▶ _STATED TASK_
Your task is to copy the listing exactly. Drop any pictures from the copy.

▶ _RECORDS FOR THE EXERCISE_
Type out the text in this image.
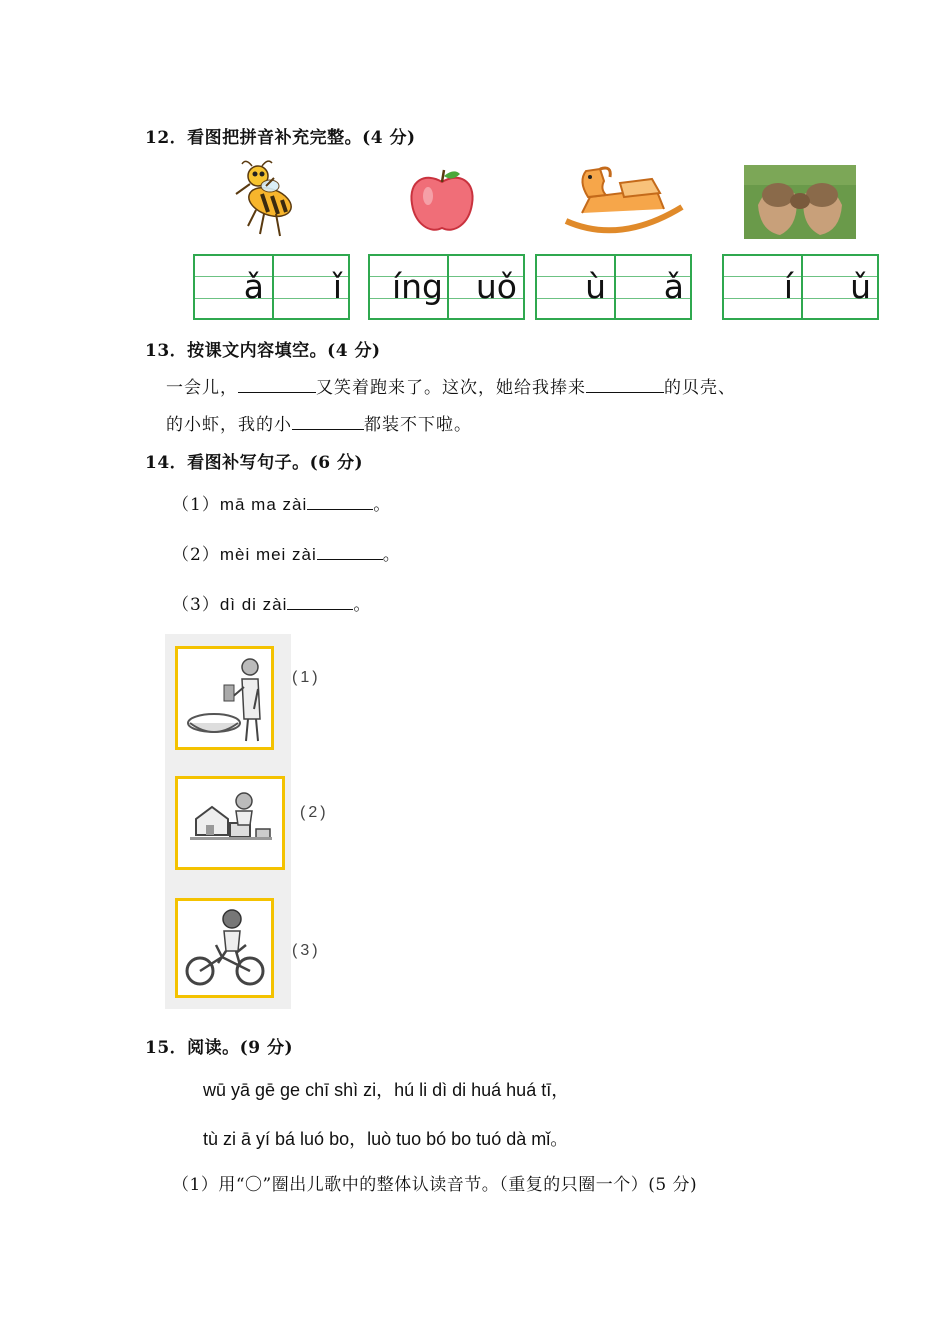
12．看图把拼音补充完整。(4 分)
ǎ	ǐ	íng uǒ	ù	ǎ	í	ǔ
13．按课文内容填空。(4 分)
一会儿，	又笑着跑来了。这次，她给我捧来	的贝壳、
的小虾，我的小	都装不下啦。
14．看图补写句子。(6 分)
（1）mā ma zài	。
（2）mèi mei zài	。
（3）dì di zài	。
(1)
(2)
(3)
15．阅读。(9 分)
wū yā gē ge chī shì zi，hú li dì di huá huá tī，
tù zi ā yí bá luó bo，luò tuo bó bo tuó dà mǐ。
（1）用“〇”圈出儿歌中的整体认读音节。（重复的只圈一个）(5 分)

▶ _COMPLETE ANSWER_
Type out the text in this image.
12．看图把拼音补充完整。(4 分)
ǎ	ǐ	íng uǒ	ù	ǎ	í	ǔ
13．按课文内容填空。(4 分)
一会儿，	又笑着跑来了。这次，她给我捧来	的贝壳、
的小虾，我的小	都装不下啦。
14．看图补写句子。(6 分)
（1）mā ma zài	。
（2）mèi mei zài	。
（3）dì di zài	。
(1)
(2)
(3)
15．阅读。(9 分)
wū yā gē ge chī shì zi，hú li dì di huá huá tī，
tù zi ā yí bá luó bo，luò tuo bó bo tuó dà mǐ。
（1）用“〇”圈出儿歌中的整体认读音节。（重复的只圈一个）(5 分)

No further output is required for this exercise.